Goal of the exercise
Find the word "type" in the data. Return every line where it appears.

Given records
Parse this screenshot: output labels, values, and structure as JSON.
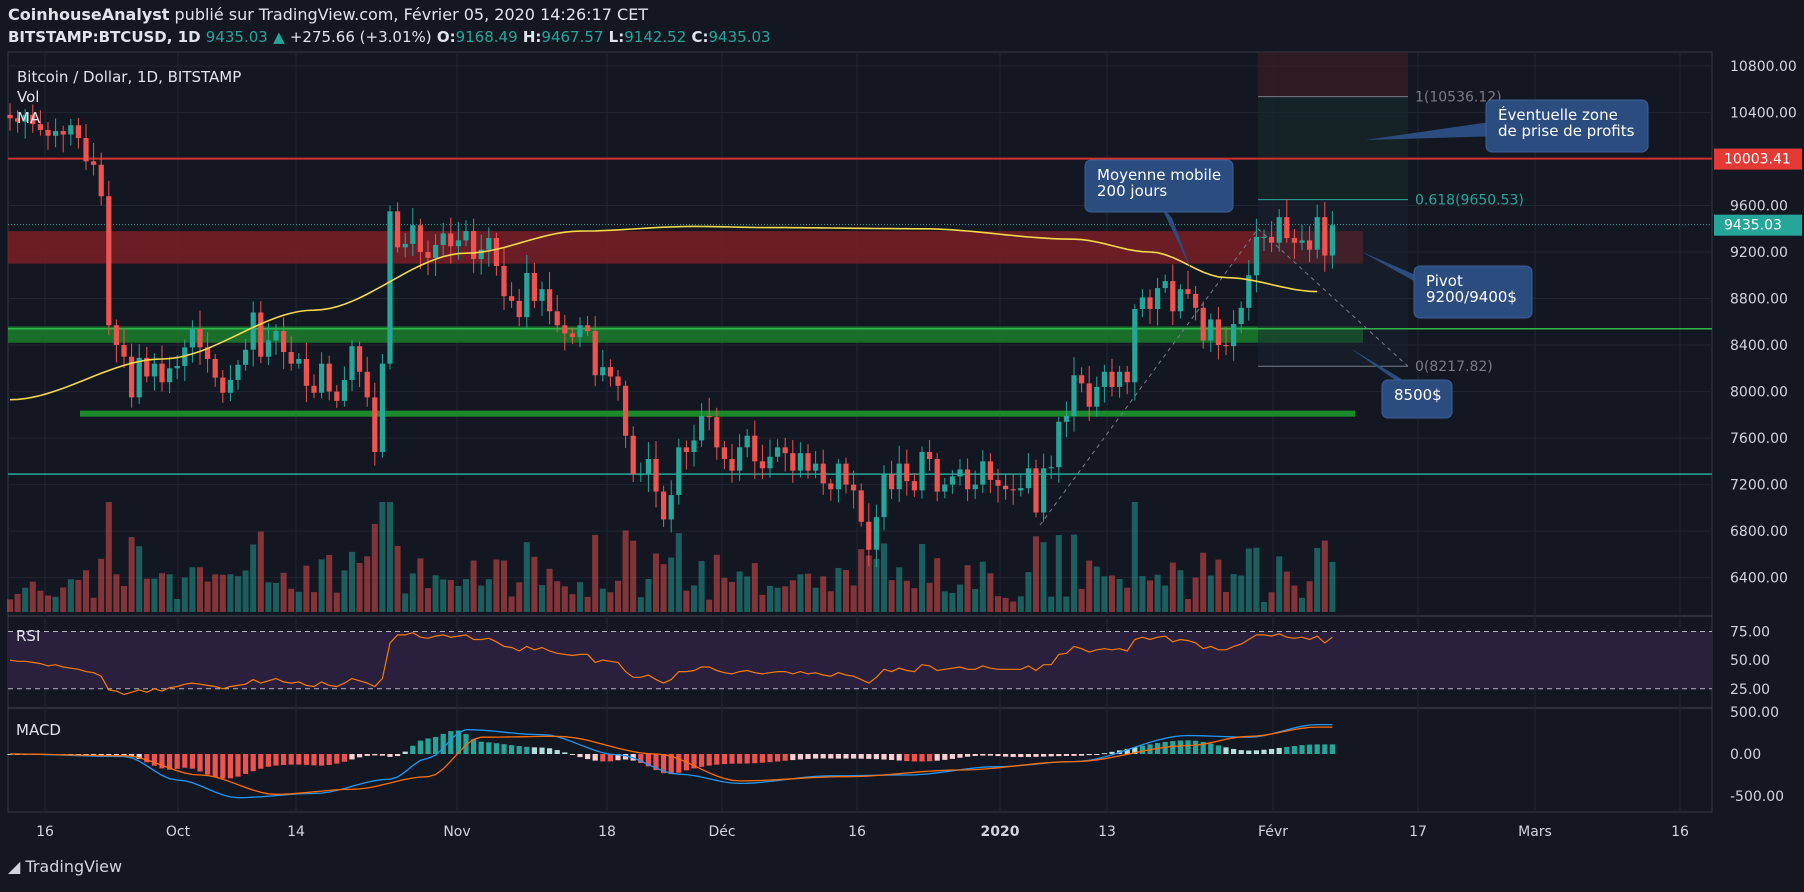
{
  "header": {
    "author": "CoinhouseAnalyst",
    "published": "publié sur TradingView.com, Février 05, 2020 14:26:17 CET",
    "symbol": "BITSTAMP:BTCUSD, 1D",
    "last": "9435.03",
    "change": "+275.66 (+3.01%)",
    "o_label": "O:",
    "o": "9168.49",
    "h_label": "H:",
    "h": "9467.57",
    "l_label": "L:",
    "l": "9142.52",
    "c_label": "C:",
    "c": "9435.03"
  },
  "legend": {
    "title": "Bitcoin / Dollar, 1D, BITSTAMP",
    "vol": "Vol",
    "ma": "MA",
    "rsi": "RSI",
    "macd": "MACD"
  },
  "colors": {
    "background": "#131722",
    "up": "#26a69a",
    "down": "#ef5350",
    "ma": "#f5d84a",
    "rsi_line": "#f57c00",
    "macd_line": "#2196f3",
    "signal_line": "#ff6d00",
    "resistance_zone": "#7a1f25",
    "support_zone": "#1b7f2a",
    "callout": "#2a4c7f"
  },
  "chart_data": {
    "type": "candlestick",
    "x_tick_labels": [
      "16",
      "Oct",
      "14",
      "Nov",
      "18",
      "Déc",
      "16",
      "2020",
      "13",
      "Févr",
      "17",
      "Mars",
      "16"
    ],
    "y_tick_labels": [
      "10800.00",
      "10400.00",
      "10000.00",
      "9600.00",
      "9200.00",
      "8800.00",
      "8400.00",
      "8000.00",
      "7600.00",
      "7200.00",
      "6800.00",
      "6400.00"
    ],
    "ylim": [
      6070,
      10920
    ],
    "price_labels": {
      "red_level": "10003.41",
      "last": "9435.03"
    },
    "candle_start_date": "2019-09-12",
    "closes": [
      10350,
      10320,
      10380,
      10300,
      10250,
      10200,
      10240,
      10210,
      10290,
      10180,
      9980,
      9950,
      9680,
      8570,
      8400,
      8300,
      7950,
      8290,
      8130,
      8240,
      8080,
      8200,
      8220,
      8380,
      8540,
      8380,
      8280,
      8120,
      7990,
      8100,
      8230,
      8360,
      8680,
      8300,
      8440,
      8520,
      8340,
      8240,
      8280,
      8050,
      7990,
      8240,
      8000,
      7920,
      8100,
      8390,
      8170,
      7950,
      7480,
      8240,
      9550,
      9240,
      9270,
      9430,
      9200,
      9150,
      9260,
      9360,
      9250,
      9300,
      9380,
      9140,
      9220,
      9320,
      9080,
      8820,
      8780,
      8640,
      9020,
      8780,
      8880,
      8690,
      8570,
      8500,
      8470,
      8570,
      8520,
      8140,
      8210,
      8130,
      8050,
      7620,
      7290,
      7290,
      7420,
      7140,
      6900,
      7110,
      7520,
      7480,
      7580,
      7790,
      7780,
      7520,
      7420,
      7320,
      7520,
      7620,
      7400,
      7340,
      7440,
      7520,
      7470,
      7320,
      7470,
      7320,
      7380,
      7210,
      7160,
      7380,
      7200,
      7150,
      6880,
      6640,
      6920,
      7290,
      7160,
      7380,
      7230,
      7150,
      7480,
      7420,
      7140,
      7200,
      7270,
      7330,
      7160,
      7200,
      7400,
      7240,
      7190,
      7160,
      7150,
      7170,
      7340,
      6960,
      7340,
      7350,
      7740,
      7790,
      8140,
      8070,
      7870,
      8040,
      8170,
      8040,
      8170,
      8080,
      8710,
      8810,
      8710,
      8890,
      8950,
      8690,
      8880,
      8840,
      8720,
      8440,
      8620,
      8400,
      8390,
      8580,
      8720,
      9000,
      9330,
      9330,
      9280,
      9500,
      9320,
      9280,
      9300,
      9220,
      9500,
      9170,
      9430
    ],
    "ma_series": {
      "name": "MA",
      "from_index": 0,
      "to_index": 172,
      "samples": [
        [
          0,
          7930
        ],
        [
          20,
          8280
        ],
        [
          40,
          8700
        ],
        [
          60,
          9190
        ],
        [
          75,
          9380
        ],
        [
          90,
          9420
        ],
        [
          100,
          9410
        ],
        [
          120,
          9400
        ],
        [
          140,
          9310
        ],
        [
          150,
          9200
        ],
        [
          160,
          8980
        ],
        [
          172,
          8860
        ]
      ]
    },
    "zones": [
      {
        "type": "resistance",
        "from": 9100,
        "to": 9380
      },
      {
        "type": "support",
        "from": 8420,
        "to": 8560
      },
      {
        "type": "support_line",
        "value": 7810
      }
    ],
    "horizontal_levels": [
      10003.41,
      9435.03,
      8540,
      7290
    ],
    "fib": {
      "levels": [
        {
          "label": "1(10536.12)",
          "value": 10536.12
        },
        {
          "label": "0.618(9650.53)",
          "value": 9650.53
        },
        {
          "label": "0(8217.82)",
          "value": 8217.82
        }
      ]
    },
    "annotations": [
      {
        "text": [
          "Éventuelle zone",
          "de prise de profits"
        ]
      },
      {
        "text": [
          "Moyenne mobile",
          "200 jours"
        ]
      },
      {
        "text": [
          "Pivot",
          "9200/9400$"
        ]
      },
      {
        "text": [
          "8500$"
        ]
      }
    ],
    "rsi": {
      "levels": [
        75,
        50,
        25
      ],
      "level_labels": [
        "75.00",
        "50.00",
        "25.00"
      ],
      "values": [
        50,
        49,
        49,
        48,
        47,
        45,
        46,
        44,
        43,
        42,
        40,
        39,
        36,
        24,
        23,
        20,
        22,
        24,
        22,
        25,
        23,
        26,
        27,
        29,
        30,
        29,
        28,
        27,
        25,
        27,
        28,
        29,
        33,
        30,
        32,
        34,
        31,
        30,
        31,
        28,
        27,
        31,
        28,
        27,
        30,
        34,
        32,
        30,
        27,
        34,
        65,
        72,
        72,
        74,
        70,
        69,
        71,
        72,
        70,
        71,
        72,
        68,
        68,
        69,
        66,
        62,
        61,
        58,
        62,
        59,
        61,
        58,
        56,
        55,
        54,
        55,
        55,
        48,
        50,
        49,
        48,
        40,
        35,
        35,
        37,
        33,
        30,
        33,
        40,
        40,
        41,
        44,
        44,
        41,
        39,
        38,
        40,
        41,
        39,
        38,
        39,
        40,
        40,
        38,
        40,
        38,
        39,
        37,
        36,
        39,
        37,
        36,
        33,
        30,
        35,
        42,
        40,
        43,
        41,
        40,
        46,
        45,
        41,
        42,
        43,
        44,
        42,
        42,
        45,
        43,
        42,
        42,
        42,
        42,
        45,
        41,
        46,
        46,
        55,
        56,
        62,
        60,
        57,
        59,
        60,
        59,
        60,
        58,
        68,
        70,
        68,
        70,
        71,
        66,
        68,
        67,
        65,
        60,
        62,
        59,
        59,
        62,
        64,
        68,
        72,
        72,
        71,
        73,
        70,
        69,
        70,
        68,
        71,
        65,
        70
      ]
    },
    "macd": {
      "level_labels": [
        "500.00",
        "0.00",
        "-500.00"
      ],
      "macd_samples": [
        [
          0,
          0
        ],
        [
          15,
          -30
        ],
        [
          22,
          -310
        ],
        [
          30,
          -520
        ],
        [
          40,
          -470
        ],
        [
          50,
          -300
        ],
        [
          55,
          -50
        ],
        [
          60,
          290
        ],
        [
          70,
          230
        ],
        [
          80,
          -10
        ],
        [
          88,
          -240
        ],
        [
          96,
          -350
        ],
        [
          108,
          -260
        ],
        [
          118,
          -250
        ],
        [
          130,
          -150
        ],
        [
          140,
          -90
        ],
        [
          155,
          220
        ],
        [
          163,
          200
        ],
        [
          172,
          350
        ]
      ],
      "signal_samples": [
        [
          0,
          0
        ],
        [
          15,
          -20
        ],
        [
          25,
          -250
        ],
        [
          35,
          -480
        ],
        [
          45,
          -420
        ],
        [
          55,
          -270
        ],
        [
          62,
          200
        ],
        [
          72,
          210
        ],
        [
          85,
          0
        ],
        [
          96,
          -320
        ],
        [
          110,
          -270
        ],
        [
          125,
          -190
        ],
        [
          140,
          -90
        ],
        [
          155,
          100
        ],
        [
          163,
          210
        ],
        [
          172,
          320
        ]
      ],
      "histogram_note": "derived"
    }
  },
  "footer": {
    "brand": "TradingView"
  }
}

Answer
    "type": "candlestick",
        "type": "resistance",
        "type": "support",
        "type": "support_line",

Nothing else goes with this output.